GIVEN INFORMATION —
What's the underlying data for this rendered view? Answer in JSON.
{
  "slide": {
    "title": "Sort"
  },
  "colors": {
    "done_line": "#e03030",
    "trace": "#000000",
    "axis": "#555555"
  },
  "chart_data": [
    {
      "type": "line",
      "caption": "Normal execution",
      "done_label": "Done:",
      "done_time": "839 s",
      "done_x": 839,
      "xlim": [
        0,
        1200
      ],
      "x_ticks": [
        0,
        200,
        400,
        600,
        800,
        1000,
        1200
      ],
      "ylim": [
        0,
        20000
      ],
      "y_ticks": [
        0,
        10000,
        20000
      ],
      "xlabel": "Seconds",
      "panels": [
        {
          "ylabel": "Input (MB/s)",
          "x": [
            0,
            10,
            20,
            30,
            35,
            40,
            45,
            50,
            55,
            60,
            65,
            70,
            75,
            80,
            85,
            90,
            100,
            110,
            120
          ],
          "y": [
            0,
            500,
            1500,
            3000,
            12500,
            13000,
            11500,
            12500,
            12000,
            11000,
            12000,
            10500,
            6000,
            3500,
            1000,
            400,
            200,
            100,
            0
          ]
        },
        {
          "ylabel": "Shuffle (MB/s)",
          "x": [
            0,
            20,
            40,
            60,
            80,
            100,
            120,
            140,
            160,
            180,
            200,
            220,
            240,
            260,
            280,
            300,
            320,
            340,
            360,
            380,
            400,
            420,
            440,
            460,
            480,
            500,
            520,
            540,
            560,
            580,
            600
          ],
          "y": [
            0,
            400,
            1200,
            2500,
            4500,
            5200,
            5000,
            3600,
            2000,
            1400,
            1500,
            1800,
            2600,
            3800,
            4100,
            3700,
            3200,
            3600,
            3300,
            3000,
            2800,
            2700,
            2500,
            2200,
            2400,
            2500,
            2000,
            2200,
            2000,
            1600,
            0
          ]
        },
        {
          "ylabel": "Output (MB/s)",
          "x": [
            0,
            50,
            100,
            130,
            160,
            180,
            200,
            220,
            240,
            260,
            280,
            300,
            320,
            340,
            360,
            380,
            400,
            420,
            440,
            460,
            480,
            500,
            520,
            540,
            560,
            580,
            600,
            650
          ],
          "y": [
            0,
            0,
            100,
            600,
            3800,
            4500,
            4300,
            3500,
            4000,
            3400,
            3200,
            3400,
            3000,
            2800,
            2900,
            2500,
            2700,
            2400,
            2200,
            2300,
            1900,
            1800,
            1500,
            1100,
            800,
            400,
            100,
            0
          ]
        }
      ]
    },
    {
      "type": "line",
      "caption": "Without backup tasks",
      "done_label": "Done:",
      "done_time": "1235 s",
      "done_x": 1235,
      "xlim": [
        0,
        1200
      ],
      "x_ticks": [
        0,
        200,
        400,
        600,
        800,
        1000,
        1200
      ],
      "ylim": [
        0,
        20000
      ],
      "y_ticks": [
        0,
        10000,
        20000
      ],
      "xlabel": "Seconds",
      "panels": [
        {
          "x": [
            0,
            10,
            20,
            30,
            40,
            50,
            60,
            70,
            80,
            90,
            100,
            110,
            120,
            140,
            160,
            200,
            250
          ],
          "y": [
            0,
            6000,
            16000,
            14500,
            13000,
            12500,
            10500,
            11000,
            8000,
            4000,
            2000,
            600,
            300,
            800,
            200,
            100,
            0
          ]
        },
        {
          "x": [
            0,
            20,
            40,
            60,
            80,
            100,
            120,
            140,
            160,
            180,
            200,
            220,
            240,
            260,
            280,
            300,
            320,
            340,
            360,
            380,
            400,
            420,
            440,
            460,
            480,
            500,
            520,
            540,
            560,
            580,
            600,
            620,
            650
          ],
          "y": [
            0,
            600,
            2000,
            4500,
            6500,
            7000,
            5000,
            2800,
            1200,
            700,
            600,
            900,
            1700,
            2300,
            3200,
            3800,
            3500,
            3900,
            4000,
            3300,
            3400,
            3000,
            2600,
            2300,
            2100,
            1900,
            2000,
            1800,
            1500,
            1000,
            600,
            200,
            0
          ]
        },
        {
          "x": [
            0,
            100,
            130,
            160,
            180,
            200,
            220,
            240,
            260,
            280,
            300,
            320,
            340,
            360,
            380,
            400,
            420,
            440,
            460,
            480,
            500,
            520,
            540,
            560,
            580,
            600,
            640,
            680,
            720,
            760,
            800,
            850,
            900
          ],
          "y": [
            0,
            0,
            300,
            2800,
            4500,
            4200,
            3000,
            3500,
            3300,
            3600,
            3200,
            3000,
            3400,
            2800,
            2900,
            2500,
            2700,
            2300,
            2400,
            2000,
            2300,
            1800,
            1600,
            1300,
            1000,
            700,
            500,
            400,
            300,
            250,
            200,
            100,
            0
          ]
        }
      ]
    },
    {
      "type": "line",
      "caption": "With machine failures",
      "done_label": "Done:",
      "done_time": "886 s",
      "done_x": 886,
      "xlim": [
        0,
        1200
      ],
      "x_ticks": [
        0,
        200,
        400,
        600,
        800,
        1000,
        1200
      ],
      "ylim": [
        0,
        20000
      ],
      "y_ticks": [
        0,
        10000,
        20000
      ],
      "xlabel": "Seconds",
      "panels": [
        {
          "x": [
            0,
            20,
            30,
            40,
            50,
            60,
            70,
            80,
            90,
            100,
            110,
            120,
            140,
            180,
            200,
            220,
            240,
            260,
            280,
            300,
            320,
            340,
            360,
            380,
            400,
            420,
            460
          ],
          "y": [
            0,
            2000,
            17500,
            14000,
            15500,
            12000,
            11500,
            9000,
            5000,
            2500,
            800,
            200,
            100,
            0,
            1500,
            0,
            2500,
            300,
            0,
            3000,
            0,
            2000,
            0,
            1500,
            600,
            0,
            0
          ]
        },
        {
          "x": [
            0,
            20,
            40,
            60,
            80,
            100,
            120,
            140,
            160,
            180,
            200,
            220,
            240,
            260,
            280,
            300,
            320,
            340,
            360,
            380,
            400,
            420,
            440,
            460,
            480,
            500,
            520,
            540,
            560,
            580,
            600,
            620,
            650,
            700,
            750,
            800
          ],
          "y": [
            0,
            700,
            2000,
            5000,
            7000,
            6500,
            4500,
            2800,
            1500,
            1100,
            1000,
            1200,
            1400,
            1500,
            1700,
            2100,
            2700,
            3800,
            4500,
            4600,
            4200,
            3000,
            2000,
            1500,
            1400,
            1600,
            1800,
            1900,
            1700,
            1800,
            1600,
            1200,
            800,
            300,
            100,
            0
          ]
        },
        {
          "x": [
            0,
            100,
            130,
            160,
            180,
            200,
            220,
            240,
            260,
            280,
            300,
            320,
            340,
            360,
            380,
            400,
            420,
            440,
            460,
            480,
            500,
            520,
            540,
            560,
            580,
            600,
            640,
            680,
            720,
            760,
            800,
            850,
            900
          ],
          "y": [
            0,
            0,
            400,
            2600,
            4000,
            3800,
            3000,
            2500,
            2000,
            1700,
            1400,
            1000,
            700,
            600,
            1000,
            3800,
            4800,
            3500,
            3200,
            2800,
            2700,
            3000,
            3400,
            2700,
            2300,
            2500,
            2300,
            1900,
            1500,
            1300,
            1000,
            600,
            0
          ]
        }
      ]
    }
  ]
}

EXERCISE GOAL — All of the entries should be written out again exactly.

EXPECTED ANSWER —
What's the underlying data for this rendered view? Answer in JSON.
{
  "slide": {
    "title": "Sort"
  },
  "colors": {
    "done_line": "#e03030",
    "trace": "#000000",
    "axis": "#555555"
  },
  "chart_data": [
    {
      "type": "line",
      "caption": "Normal execution",
      "done_label": "Done:",
      "done_time": "839 s",
      "done_x": 839,
      "xlim": [
        0,
        1200
      ],
      "x_ticks": [
        0,
        200,
        400,
        600,
        800,
        1000,
        1200
      ],
      "ylim": [
        0,
        20000
      ],
      "y_ticks": [
        0,
        10000,
        20000
      ],
      "xlabel": "Seconds",
      "panels": [
        {
          "ylabel": "Input (MB/s)",
          "x": [
            0,
            10,
            20,
            30,
            35,
            40,
            45,
            50,
            55,
            60,
            65,
            70,
            75,
            80,
            85,
            90,
            100,
            110,
            120
          ],
          "y": [
            0,
            500,
            1500,
            3000,
            12500,
            13000,
            11500,
            12500,
            12000,
            11000,
            12000,
            10500,
            6000,
            3500,
            1000,
            400,
            200,
            100,
            0
          ]
        },
        {
          "ylabel": "Shuffle (MB/s)",
          "x": [
            0,
            20,
            40,
            60,
            80,
            100,
            120,
            140,
            160,
            180,
            200,
            220,
            240,
            260,
            280,
            300,
            320,
            340,
            360,
            380,
            400,
            420,
            440,
            460,
            480,
            500,
            520,
            540,
            560,
            580,
            600
          ],
          "y": [
            0,
            400,
            1200,
            2500,
            4500,
            5200,
            5000,
            3600,
            2000,
            1400,
            1500,
            1800,
            2600,
            3800,
            4100,
            3700,
            3200,
            3600,
            3300,
            3000,
            2800,
            2700,
            2500,
            2200,
            2400,
            2500,
            2000,
            2200,
            2000,
            1600,
            0
          ]
        },
        {
          "ylabel": "Output (MB/s)",
          "x": [
            0,
            50,
            100,
            130,
            160,
            180,
            200,
            220,
            240,
            260,
            280,
            300,
            320,
            340,
            360,
            380,
            400,
            420,
            440,
            460,
            480,
            500,
            520,
            540,
            560,
            580,
            600,
            650
          ],
          "y": [
            0,
            0,
            100,
            600,
            3800,
            4500,
            4300,
            3500,
            4000,
            3400,
            3200,
            3400,
            3000,
            2800,
            2900,
            2500,
            2700,
            2400,
            2200,
            2300,
            1900,
            1800,
            1500,
            1100,
            800,
            400,
            100,
            0
          ]
        }
      ]
    },
    {
      "type": "line",
      "caption": "Without backup tasks",
      "done_label": "Done:",
      "done_time": "1235 s",
      "done_x": 1235,
      "xlim": [
        0,
        1200
      ],
      "x_ticks": [
        0,
        200,
        400,
        600,
        800,
        1000,
        1200
      ],
      "ylim": [
        0,
        20000
      ],
      "y_ticks": [
        0,
        10000,
        20000
      ],
      "xlabel": "Seconds",
      "panels": [
        {
          "x": [
            0,
            10,
            20,
            30,
            40,
            50,
            60,
            70,
            80,
            90,
            100,
            110,
            120,
            140,
            160,
            200,
            250
          ],
          "y": [
            0,
            6000,
            16000,
            14500,
            13000,
            12500,
            10500,
            11000,
            8000,
            4000,
            2000,
            600,
            300,
            800,
            200,
            100,
            0
          ]
        },
        {
          "x": [
            0,
            20,
            40,
            60,
            80,
            100,
            120,
            140,
            160,
            180,
            200,
            220,
            240,
            260,
            280,
            300,
            320,
            340,
            360,
            380,
            400,
            420,
            440,
            460,
            480,
            500,
            520,
            540,
            560,
            580,
            600,
            620,
            650
          ],
          "y": [
            0,
            600,
            2000,
            4500,
            6500,
            7000,
            5000,
            2800,
            1200,
            700,
            600,
            900,
            1700,
            2300,
            3200,
            3800,
            3500,
            3900,
            4000,
            3300,
            3400,
            3000,
            2600,
            2300,
            2100,
            1900,
            2000,
            1800,
            1500,
            1000,
            600,
            200,
            0
          ]
        },
        {
          "x": [
            0,
            100,
            130,
            160,
            180,
            200,
            220,
            240,
            260,
            280,
            300,
            320,
            340,
            360,
            380,
            400,
            420,
            440,
            460,
            480,
            500,
            520,
            540,
            560,
            580,
            600,
            640,
            680,
            720,
            760,
            800,
            850,
            900
          ],
          "y": [
            0,
            0,
            300,
            2800,
            4500,
            4200,
            3000,
            3500,
            3300,
            3600,
            3200,
            3000,
            3400,
            2800,
            2900,
            2500,
            2700,
            2300,
            2400,
            2000,
            2300,
            1800,
            1600,
            1300,
            1000,
            700,
            500,
            400,
            300,
            250,
            200,
            100,
            0
          ]
        }
      ]
    },
    {
      "type": "line",
      "caption": "With machine failures",
      "done_label": "Done:",
      "done_time": "886 s",
      "done_x": 886,
      "xlim": [
        0,
        1200
      ],
      "x_ticks": [
        0,
        200,
        400,
        600,
        800,
        1000,
        1200
      ],
      "ylim": [
        0,
        20000
      ],
      "y_ticks": [
        0,
        10000,
        20000
      ],
      "xlabel": "Seconds",
      "panels": [
        {
          "x": [
            0,
            20,
            30,
            40,
            50,
            60,
            70,
            80,
            90,
            100,
            110,
            120,
            140,
            180,
            200,
            220,
            240,
            260,
            280,
            300,
            320,
            340,
            360,
            380,
            400,
            420,
            460
          ],
          "y": [
            0,
            2000,
            17500,
            14000,
            15500,
            12000,
            11500,
            9000,
            5000,
            2500,
            800,
            200,
            100,
            0,
            1500,
            0,
            2500,
            300,
            0,
            3000,
            0,
            2000,
            0,
            1500,
            600,
            0,
            0
          ]
        },
        {
          "x": [
            0,
            20,
            40,
            60,
            80,
            100,
            120,
            140,
            160,
            180,
            200,
            220,
            240,
            260,
            280,
            300,
            320,
            340,
            360,
            380,
            400,
            420,
            440,
            460,
            480,
            500,
            520,
            540,
            560,
            580,
            600,
            620,
            650,
            700,
            750,
            800
          ],
          "y": [
            0,
            700,
            2000,
            5000,
            7000,
            6500,
            4500,
            2800,
            1500,
            1100,
            1000,
            1200,
            1400,
            1500,
            1700,
            2100,
            2700,
            3800,
            4500,
            4600,
            4200,
            3000,
            2000,
            1500,
            1400,
            1600,
            1800,
            1900,
            1700,
            1800,
            1600,
            1200,
            800,
            300,
            100,
            0
          ]
        },
        {
          "x": [
            0,
            100,
            130,
            160,
            180,
            200,
            220,
            240,
            260,
            280,
            300,
            320,
            340,
            360,
            380,
            400,
            420,
            440,
            460,
            480,
            500,
            520,
            540,
            560,
            580,
            600,
            640,
            680,
            720,
            760,
            800,
            850,
            900
          ],
          "y": [
            0,
            0,
            400,
            2600,
            4000,
            3800,
            3000,
            2500,
            2000,
            1700,
            1400,
            1000,
            700,
            600,
            1000,
            3800,
            4800,
            3500,
            3200,
            2800,
            2700,
            3000,
            3400,
            2700,
            2300,
            2500,
            2300,
            1900,
            1500,
            1300,
            1000,
            600,
            0
          ]
        }
      ]
    }
  ]
}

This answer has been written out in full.